··· RECORDS FOR PROCESSING

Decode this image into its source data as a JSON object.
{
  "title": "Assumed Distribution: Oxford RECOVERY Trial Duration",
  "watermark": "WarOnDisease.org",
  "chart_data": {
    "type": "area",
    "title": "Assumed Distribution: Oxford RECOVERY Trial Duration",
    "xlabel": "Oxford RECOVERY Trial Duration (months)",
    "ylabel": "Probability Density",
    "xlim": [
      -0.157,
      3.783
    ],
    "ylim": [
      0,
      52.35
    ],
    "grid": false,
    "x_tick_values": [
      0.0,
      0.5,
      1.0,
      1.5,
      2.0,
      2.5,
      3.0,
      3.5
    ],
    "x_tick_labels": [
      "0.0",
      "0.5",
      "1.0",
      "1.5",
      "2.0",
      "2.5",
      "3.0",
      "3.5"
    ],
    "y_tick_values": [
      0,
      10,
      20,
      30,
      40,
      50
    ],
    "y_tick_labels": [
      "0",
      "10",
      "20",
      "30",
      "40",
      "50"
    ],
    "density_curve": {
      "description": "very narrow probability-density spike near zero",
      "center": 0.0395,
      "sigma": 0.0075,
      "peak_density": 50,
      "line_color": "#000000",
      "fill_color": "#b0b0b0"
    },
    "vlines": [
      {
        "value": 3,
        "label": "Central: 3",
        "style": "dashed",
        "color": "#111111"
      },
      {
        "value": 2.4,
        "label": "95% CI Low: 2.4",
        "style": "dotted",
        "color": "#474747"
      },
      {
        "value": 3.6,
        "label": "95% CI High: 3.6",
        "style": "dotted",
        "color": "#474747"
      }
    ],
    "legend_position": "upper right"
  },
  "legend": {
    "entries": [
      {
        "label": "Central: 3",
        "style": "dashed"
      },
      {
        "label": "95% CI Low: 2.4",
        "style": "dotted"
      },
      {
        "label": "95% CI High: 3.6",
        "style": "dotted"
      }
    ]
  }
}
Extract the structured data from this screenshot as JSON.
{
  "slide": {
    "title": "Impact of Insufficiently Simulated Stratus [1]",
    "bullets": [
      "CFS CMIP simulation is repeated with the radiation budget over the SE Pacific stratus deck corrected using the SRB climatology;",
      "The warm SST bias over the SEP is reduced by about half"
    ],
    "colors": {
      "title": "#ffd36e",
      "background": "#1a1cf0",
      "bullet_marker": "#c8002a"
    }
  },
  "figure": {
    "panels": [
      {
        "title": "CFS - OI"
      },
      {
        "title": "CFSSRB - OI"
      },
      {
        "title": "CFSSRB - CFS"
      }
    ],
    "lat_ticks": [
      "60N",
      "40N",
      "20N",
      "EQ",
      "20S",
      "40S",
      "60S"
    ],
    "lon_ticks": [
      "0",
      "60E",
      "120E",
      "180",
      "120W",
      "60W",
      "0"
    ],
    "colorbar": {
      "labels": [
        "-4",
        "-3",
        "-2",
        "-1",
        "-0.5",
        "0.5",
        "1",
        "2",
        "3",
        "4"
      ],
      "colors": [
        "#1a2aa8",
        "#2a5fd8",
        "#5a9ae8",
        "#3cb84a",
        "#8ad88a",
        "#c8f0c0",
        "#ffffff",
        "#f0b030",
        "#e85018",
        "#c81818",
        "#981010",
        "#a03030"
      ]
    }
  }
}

······

TO DO: Find each line in the records holding the string "title" and show it.

SOLUTION:
  "title": "Assumed Distribution: Oxford RECOVERY Trial Duration",
    "title": "Assumed Distribution: Oxford RECOVERY Trial Duration",
    "title": "Impact of Insufficiently Simulated Stratus [1]",
      "title": "#ffd36e",
        "title": "CFS - OI"
        "title": "CFSSRB - OI"
        "title": "CFSSRB - CFS"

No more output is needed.